** Brief **
Extract all lines that hold the string "которых".

Raw records:
* * *

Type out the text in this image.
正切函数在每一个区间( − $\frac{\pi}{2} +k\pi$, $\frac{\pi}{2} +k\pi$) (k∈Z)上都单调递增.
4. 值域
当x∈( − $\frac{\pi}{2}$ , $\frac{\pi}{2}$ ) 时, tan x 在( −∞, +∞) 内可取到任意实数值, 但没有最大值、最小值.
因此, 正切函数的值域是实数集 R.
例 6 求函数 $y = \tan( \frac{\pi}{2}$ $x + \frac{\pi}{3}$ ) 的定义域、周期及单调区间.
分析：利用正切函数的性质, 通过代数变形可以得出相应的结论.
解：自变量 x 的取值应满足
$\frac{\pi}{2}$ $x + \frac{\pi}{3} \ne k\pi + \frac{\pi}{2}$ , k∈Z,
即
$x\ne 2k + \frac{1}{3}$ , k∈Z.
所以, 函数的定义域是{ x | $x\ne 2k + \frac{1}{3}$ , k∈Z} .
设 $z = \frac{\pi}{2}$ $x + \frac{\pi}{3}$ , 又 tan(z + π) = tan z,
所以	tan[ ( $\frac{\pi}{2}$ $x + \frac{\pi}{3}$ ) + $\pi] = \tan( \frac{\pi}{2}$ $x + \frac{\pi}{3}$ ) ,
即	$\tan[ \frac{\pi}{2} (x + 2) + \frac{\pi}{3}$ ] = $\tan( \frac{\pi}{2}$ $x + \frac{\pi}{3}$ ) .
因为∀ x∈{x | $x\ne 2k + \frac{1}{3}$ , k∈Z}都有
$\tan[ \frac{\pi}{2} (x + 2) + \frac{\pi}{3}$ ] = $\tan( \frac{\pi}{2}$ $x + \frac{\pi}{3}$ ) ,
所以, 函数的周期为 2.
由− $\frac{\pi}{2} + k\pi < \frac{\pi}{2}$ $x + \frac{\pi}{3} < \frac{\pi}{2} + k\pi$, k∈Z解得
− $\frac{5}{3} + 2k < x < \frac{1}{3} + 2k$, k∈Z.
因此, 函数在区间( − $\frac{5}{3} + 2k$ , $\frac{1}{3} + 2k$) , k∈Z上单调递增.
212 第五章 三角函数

* * *

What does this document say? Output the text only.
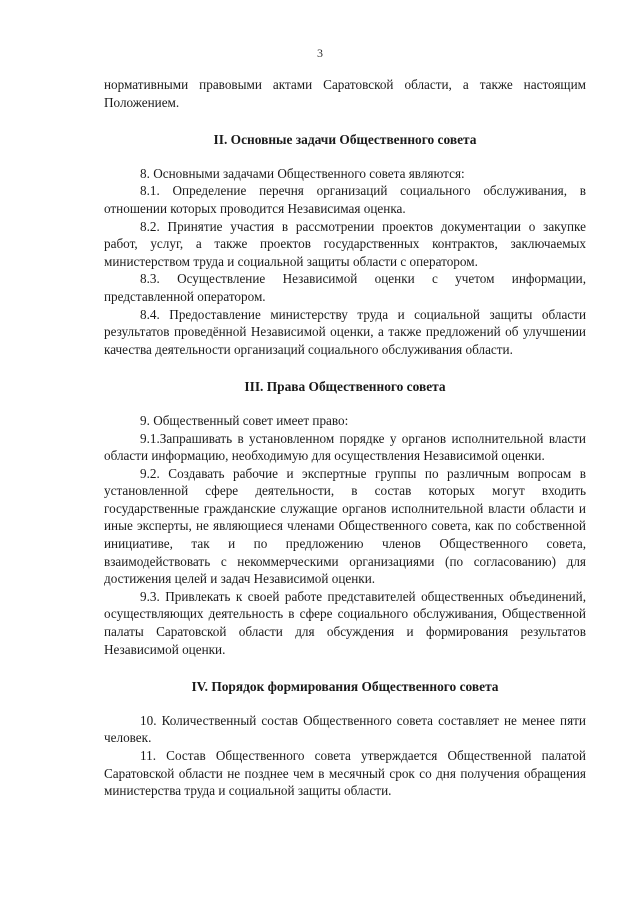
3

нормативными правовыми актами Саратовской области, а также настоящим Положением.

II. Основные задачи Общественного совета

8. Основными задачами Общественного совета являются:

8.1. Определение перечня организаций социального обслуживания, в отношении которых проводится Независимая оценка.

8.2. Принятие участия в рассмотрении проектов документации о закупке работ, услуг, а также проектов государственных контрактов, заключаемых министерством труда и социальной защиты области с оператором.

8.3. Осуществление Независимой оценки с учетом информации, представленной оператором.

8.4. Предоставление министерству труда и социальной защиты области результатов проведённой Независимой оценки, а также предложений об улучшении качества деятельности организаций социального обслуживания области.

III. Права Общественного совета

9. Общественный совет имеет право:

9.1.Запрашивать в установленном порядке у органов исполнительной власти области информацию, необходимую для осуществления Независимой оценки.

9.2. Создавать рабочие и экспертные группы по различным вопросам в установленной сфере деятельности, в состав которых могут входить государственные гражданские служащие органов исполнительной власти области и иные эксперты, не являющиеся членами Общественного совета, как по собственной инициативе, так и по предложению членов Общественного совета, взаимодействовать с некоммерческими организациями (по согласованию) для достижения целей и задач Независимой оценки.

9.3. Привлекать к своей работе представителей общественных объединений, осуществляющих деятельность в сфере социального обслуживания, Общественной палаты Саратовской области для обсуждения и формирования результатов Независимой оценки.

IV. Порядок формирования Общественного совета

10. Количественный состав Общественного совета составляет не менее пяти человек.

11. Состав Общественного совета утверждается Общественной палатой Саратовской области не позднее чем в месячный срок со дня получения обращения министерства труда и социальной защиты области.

* * *

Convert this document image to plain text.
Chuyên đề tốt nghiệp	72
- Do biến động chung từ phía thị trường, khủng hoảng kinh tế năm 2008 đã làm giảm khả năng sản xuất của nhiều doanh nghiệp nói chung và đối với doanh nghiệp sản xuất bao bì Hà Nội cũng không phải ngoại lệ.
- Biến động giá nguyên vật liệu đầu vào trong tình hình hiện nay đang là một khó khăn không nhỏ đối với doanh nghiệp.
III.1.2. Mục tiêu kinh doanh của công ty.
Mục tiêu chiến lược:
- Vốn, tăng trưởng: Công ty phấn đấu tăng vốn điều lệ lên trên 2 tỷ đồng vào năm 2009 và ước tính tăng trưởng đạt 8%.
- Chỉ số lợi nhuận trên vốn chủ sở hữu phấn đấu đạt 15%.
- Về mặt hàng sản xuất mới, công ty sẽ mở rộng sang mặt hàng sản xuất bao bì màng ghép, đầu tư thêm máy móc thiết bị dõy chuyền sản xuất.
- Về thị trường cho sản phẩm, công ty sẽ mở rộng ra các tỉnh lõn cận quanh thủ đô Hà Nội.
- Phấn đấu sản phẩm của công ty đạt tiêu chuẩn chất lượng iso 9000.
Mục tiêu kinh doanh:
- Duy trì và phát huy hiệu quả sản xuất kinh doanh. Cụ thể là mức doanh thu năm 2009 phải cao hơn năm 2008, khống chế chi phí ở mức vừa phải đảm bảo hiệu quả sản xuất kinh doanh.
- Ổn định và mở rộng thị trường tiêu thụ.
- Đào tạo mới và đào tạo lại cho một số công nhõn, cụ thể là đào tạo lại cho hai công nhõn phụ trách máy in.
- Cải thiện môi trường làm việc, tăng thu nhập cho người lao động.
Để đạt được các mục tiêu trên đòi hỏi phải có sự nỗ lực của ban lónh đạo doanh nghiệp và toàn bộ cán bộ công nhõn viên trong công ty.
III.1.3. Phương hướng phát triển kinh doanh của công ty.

* * *

** Task response **
8.1. Определение перечня организаций социального обслуживания, в отношении которых проводится Независимая оценка.
9.2. Создавать рабочие и экспертные группы по различным вопросам в установленной сфере деятельности, в состав которых могут входить государственные гражданские служащие органов исполнительной власти области и иные эксперты, не являющиеся членами Общественного совета, как по собственной инициативе, так и по предложению членов Общественного совета, взаимодействовать с некоммерческими организациями (по согласованию) для достижения целей и задач Независимой оценки.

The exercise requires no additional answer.